• DOCUMENT EXCERPT:
I saw the movie “Public Enemies” over the weekend. Like its big-screen predecessor “The Untouchables”, it traces the story of 1930s gangster-laden Chicago. John Dillinger and Baby Face Nelson. Pretty Boy Floyd and Al Capone. The gangsters rule, the government comes in, the idealistic agents (Treasury Department or Bureau of Investigation) are assigned the task of bringing them down, they try every legitimate and legal way to “get their man”… and they fail. They always fail. Until, of course, they become gangsters themselves. Unless they themselves break the rules, they simply cannot catch the rule breakers.
One of my favorite movie lines of all time is spoken by Gene Hackman playing Agent Rupert Anderson in “Mississippi Burning”. The FBI has come to Mississippi to investigate the disappearance of civil rights workers. Agent Alan Ward (Willem Dafoe) is adamant that the FBI will solve this case using its superior intelligence and modern crime-fighting techniques. He believes in the good of what they are doing, the justice of it.

• WHAT YOU NEED TO DO: Copy the passage above about "Public Enemies" and "Mississippi Burning" word for word, keeping every sentence and all punctuation unchanged.

• DATA EXCERPTS:
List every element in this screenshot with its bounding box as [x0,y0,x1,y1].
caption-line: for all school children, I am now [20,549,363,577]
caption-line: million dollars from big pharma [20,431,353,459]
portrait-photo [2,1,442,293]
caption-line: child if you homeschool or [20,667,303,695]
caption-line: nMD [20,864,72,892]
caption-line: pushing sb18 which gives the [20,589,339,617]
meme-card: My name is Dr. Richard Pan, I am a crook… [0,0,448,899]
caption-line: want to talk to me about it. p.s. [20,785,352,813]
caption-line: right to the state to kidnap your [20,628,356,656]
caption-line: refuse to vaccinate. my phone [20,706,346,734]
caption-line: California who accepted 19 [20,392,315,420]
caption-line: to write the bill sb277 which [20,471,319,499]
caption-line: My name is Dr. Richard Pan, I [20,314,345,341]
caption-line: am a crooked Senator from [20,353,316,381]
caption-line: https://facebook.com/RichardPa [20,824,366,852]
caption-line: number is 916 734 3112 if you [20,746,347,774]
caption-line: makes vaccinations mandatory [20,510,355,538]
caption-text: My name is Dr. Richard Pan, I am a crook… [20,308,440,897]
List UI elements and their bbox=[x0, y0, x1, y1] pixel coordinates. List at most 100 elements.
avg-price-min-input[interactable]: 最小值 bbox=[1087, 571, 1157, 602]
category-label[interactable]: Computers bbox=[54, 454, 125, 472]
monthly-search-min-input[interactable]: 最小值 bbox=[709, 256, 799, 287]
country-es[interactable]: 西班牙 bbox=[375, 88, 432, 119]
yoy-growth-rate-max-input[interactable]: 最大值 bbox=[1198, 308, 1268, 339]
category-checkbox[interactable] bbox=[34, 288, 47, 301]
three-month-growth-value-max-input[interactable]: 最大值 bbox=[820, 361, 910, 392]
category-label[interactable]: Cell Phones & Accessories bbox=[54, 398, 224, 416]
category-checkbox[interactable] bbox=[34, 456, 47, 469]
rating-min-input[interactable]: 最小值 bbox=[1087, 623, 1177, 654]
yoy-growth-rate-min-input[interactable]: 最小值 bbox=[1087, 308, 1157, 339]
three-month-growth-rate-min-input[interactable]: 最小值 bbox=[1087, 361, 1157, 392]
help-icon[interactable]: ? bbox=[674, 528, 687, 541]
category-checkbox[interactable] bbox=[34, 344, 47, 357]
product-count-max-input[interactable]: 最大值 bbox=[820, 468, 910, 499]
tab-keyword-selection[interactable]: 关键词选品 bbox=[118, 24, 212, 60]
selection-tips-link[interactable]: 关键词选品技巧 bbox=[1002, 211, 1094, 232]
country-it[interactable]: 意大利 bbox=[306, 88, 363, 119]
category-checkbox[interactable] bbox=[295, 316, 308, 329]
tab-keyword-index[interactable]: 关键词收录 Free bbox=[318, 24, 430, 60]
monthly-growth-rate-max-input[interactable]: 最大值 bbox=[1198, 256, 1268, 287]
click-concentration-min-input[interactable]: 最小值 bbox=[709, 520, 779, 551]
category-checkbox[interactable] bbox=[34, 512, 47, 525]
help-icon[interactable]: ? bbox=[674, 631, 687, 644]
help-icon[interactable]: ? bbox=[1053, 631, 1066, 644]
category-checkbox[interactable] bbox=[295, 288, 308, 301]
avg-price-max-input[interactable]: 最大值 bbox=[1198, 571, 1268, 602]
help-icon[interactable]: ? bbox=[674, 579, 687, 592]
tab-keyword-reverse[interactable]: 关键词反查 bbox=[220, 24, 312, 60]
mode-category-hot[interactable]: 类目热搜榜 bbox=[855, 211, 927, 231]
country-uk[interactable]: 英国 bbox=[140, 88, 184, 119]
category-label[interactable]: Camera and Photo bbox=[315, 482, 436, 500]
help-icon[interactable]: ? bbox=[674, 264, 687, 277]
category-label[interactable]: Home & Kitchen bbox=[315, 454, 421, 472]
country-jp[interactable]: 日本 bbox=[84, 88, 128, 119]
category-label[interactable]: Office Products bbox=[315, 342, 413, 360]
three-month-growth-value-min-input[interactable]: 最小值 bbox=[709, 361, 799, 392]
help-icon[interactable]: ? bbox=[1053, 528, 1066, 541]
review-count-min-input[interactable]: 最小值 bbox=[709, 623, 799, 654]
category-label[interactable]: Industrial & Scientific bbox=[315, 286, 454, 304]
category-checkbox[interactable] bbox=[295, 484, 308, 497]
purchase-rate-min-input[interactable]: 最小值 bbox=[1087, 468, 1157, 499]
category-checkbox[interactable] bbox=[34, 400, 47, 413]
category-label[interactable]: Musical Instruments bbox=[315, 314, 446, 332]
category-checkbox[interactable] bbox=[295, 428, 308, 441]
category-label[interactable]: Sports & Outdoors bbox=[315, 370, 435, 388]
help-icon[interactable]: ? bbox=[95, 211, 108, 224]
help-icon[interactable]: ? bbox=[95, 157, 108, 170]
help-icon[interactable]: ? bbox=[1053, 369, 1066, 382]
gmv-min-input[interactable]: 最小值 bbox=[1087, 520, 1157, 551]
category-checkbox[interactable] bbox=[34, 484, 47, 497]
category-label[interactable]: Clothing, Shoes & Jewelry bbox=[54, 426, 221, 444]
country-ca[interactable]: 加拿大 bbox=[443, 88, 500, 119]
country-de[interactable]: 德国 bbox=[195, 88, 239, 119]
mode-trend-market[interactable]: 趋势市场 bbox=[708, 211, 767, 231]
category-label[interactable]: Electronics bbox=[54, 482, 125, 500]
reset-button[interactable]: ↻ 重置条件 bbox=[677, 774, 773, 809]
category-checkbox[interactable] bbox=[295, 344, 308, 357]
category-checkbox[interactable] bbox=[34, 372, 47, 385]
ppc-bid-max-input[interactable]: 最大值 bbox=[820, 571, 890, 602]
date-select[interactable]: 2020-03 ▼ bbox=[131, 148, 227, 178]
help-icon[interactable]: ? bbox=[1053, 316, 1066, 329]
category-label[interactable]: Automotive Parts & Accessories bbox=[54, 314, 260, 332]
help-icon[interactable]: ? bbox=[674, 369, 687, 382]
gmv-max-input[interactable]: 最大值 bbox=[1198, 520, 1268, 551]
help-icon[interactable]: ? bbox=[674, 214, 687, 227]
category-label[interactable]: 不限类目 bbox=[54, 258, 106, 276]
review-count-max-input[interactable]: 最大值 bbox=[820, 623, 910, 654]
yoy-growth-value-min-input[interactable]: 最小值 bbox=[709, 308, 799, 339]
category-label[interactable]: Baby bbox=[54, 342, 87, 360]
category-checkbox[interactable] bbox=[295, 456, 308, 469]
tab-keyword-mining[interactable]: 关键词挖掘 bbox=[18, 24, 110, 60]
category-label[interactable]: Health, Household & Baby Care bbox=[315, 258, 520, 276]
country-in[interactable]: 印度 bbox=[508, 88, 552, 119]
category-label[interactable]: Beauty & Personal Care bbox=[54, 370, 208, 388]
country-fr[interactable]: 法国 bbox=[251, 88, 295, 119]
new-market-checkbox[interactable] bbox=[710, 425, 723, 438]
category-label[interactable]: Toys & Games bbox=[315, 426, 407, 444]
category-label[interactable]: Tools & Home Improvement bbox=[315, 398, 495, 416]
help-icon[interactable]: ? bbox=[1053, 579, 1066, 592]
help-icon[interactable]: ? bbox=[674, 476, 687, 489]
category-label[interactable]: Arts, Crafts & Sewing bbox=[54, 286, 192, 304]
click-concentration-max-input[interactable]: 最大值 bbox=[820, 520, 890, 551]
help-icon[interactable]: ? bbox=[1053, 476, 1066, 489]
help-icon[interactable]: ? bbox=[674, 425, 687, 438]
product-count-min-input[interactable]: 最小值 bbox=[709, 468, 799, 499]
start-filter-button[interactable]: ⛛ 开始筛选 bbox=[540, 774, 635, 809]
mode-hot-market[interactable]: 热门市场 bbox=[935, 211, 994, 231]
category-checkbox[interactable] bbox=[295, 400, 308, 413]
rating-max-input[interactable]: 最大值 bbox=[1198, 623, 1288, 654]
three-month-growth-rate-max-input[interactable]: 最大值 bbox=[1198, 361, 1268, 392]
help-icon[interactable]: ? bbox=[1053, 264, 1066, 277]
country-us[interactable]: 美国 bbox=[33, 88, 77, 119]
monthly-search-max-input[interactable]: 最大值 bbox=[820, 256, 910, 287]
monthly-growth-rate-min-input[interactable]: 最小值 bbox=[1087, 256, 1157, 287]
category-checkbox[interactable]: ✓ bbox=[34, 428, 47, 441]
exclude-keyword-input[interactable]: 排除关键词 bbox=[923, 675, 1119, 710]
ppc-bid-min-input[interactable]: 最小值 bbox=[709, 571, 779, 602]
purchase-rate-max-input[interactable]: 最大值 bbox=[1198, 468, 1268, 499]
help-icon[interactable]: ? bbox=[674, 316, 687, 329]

• WRITTEN SOLUTION:
I saw the movie “Public Enemies” over the weekend. Like its big-screen predecessor “The Untouchables”, it traces the story of 1930s gangster-laden Chicago. John Dillinger and Baby Face Nelson. Pretty Boy Floyd and Al Capone. The gangsters rule, the government comes in, the idealistic agents (Treasury Department or Bureau of Investigation) are assigned the task of bringing them down, they try every legitimate and legal way to “get their man”… and they fail. They always fail. Until, of course, they become gangsters themselves. Unless they themselves break the rules, they simply cannot catch the rule breakers.
One of my favorite movie lines of all time is spoken by Gene Hackman playing Agent Rupert Anderson in “Mississippi Burning”. The FBI has come to Mississippi to investigate the disappearance of civil rights workers. Agent Alan Ward (Willem Dafoe) is adamant that the FBI will solve this case using its superior intelligence and modern crime-fighting techniques. He believes in the good of what they are doing, the justice of it.